- _The task_:
Extract every record, keeping each one exactly as it is.

(Stored records)

######

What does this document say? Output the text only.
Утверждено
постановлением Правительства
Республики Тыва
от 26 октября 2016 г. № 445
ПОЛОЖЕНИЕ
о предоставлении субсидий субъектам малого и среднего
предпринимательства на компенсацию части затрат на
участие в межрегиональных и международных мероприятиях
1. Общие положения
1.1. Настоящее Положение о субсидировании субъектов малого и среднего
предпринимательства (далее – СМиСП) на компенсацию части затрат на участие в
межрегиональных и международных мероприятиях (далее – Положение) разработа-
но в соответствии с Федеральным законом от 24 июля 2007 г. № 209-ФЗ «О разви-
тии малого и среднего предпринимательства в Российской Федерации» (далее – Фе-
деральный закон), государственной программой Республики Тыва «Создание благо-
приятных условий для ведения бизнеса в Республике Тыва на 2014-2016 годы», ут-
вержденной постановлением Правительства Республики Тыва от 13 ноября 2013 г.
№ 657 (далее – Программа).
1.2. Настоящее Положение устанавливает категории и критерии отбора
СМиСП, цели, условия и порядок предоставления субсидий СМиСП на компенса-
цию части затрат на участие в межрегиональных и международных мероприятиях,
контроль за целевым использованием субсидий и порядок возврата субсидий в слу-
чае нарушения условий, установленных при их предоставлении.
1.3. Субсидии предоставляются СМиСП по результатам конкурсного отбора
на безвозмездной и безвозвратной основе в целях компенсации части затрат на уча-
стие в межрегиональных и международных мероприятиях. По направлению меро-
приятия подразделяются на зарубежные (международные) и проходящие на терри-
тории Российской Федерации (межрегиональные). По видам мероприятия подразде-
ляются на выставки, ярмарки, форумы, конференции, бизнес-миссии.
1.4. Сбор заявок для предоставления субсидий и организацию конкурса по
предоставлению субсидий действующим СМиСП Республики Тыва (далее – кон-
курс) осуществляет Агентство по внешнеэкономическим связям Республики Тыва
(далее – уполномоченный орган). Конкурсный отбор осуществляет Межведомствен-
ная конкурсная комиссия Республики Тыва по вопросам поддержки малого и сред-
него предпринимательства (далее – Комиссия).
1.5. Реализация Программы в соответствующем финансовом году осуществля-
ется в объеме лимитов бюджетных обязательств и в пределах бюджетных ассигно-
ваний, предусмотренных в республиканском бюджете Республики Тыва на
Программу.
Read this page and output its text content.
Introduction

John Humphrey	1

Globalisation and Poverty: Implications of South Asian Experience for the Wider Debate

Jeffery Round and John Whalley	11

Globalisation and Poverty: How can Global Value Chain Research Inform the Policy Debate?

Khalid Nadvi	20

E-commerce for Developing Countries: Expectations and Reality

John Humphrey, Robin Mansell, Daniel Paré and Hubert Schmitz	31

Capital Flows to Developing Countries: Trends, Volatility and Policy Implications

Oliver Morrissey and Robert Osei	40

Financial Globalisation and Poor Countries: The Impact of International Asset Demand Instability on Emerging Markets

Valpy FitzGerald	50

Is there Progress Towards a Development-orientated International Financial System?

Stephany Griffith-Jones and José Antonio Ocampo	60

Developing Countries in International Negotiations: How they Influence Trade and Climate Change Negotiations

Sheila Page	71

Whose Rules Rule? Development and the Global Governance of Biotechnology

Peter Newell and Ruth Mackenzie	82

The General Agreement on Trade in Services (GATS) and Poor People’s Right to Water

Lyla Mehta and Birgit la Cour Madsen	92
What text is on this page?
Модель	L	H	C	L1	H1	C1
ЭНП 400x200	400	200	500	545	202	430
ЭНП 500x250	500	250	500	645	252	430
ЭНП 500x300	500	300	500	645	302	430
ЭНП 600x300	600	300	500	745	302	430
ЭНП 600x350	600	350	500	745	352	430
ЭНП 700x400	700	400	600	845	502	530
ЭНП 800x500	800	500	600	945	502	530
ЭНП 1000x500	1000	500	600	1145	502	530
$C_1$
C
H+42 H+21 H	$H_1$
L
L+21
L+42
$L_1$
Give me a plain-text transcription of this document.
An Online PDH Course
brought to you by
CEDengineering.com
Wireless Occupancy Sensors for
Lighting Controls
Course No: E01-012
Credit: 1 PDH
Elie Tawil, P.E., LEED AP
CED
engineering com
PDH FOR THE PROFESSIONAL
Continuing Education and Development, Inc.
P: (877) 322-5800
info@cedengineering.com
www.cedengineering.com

######

- _The output_:
What does this document say? Output the text only.
Утверждено
постановлением Правительства
Республики Тыва
от 26 октября 2016 г. № 445
ПОЛОЖЕНИЕ
о предоставлении субсидий субъектам малого и среднего
предпринимательства на компенсацию части затрат на
участие в межрегиональных и международных мероприятиях
1. Общие положения
1.1. Настоящее Положение о субсидировании субъектов малого и среднего
предпринимательства (далее – СМиСП) на компенсацию части затрат на участие в
межрегиональных и международных мероприятиях (далее – Положение) разработа-
но в соответствии с Федеральным законом от 24 июля 2007 г. № 209-ФЗ «О разви-
тии малого и среднего предпринимательства в Российской Федерации» (далее – Фе-
деральный закон), государственной программой Республики Тыва «Создание благо-
приятных условий для ведения бизнеса в Республике Тыва на 2014-2016 годы», ут-
вержденной постановлением Правительства Республики Тыва от 13 ноября 2013 г.
№ 657 (далее – Программа).
1.2. Настоящее Положение устанавливает категории и критерии отбора
СМиСП, цели, условия и порядок предоставления субсидий СМиСП на компенса-
цию части затрат на участие в межрегиональных и международных мероприятиях,
контроль за целевым использованием субсидий и порядок возврата субсидий в слу-
чае нарушения условий, установленных при их предоставлении.
1.3. Субсидии предоставляются СМиСП по результатам конкурсного отбора
на безвозмездной и безвозвратной основе в целях компенсации части затрат на уча-
стие в межрегиональных и международных мероприятиях. По направлению меро-
приятия подразделяются на зарубежные (международные) и проходящие на терри-
тории Российской Федерации (межрегиональные). По видам мероприятия подразде-
ляются на выставки, ярмарки, форумы, конференции, бизнес-миссии.
1.4. Сбор заявок для предоставления субсидий и организацию конкурса по
предоставлению субсидий действующим СМиСП Республики Тыва (далее – кон-
курс) осуществляет Агентство по внешнеэкономическим связям Республики Тыва
(далее – уполномоченный орган). Конкурсный отбор осуществляет Межведомствен-
ная конкурсная комиссия Республики Тыва по вопросам поддержки малого и сред-
него предпринимательства (далее – Комиссия).
1.5. Реализация Программы в соответствующем финансовом году осуществля-
ется в объеме лимитов бюджетных обязательств и в пределах бюджетных ассигно-
ваний, предусмотренных в республиканском бюджете Республики Тыва на
Программу.
Read this page and output its text content.
Introduction

John Humphrey	1

Globalisation and Poverty: Implications of South Asian Experience for the Wider Debate

Jeffery Round and John Whalley	11

Globalisation and Poverty: How can Global Value Chain Research Inform the Policy Debate?

Khalid Nadvi	20

E-commerce for Developing Countries: Expectations and Reality

John Humphrey, Robin Mansell, Daniel Paré and Hubert Schmitz	31

Capital Flows to Developing Countries: Trends, Volatility and Policy Implications

Oliver Morrissey and Robert Osei	40

Financial Globalisation and Poor Countries: The Impact of International Asset Demand Instability on Emerging Markets

Valpy FitzGerald	50

Is there Progress Towards a Development-orientated International Financial System?

Stephany Griffith-Jones and José Antonio Ocampo	60

Developing Countries in International Negotiations: How they Influence Trade and Climate Change Negotiations

Sheila Page	71

Whose Rules Rule? Development and the Global Governance of Biotechnology

Peter Newell and Ruth Mackenzie	82

The General Agreement on Trade in Services (GATS) and Poor People’s Right to Water

Lyla Mehta and Birgit la Cour Madsen	92
What text is on this page?
Модель	L	H	C	L1	H1	C1
ЭНП 400x200	400	200	500	545	202	430
ЭНП 500x250	500	250	500	645	252	430
ЭНП 500x300	500	300	500	645	302	430
ЭНП 600x300	600	300	500	745	302	430
ЭНП 600x350	600	350	500	745	352	430
ЭНП 700x400	700	400	600	845	502	530
ЭНП 800x500	800	500	600	945	502	530
ЭНП 1000x500	1000	500	600	1145	502	530
$C_1$
C
H+42 H+21 H	$H_1$
L
L+21
L+42
$L_1$
Give me a plain-text transcription of this document.
An Online PDH Course
brought to you by
CEDengineering.com
Wireless Occupancy Sensors for
Lighting Controls
Course No: E01-012
Credit: 1 PDH
Elie Tawil, P.E., LEED AP
CED
engineering com
PDH FOR THE PROFESSIONAL
Continuing Education and Development, Inc.
P: (877) 322-5800
info@cedengineering.com
www.cedengineering.com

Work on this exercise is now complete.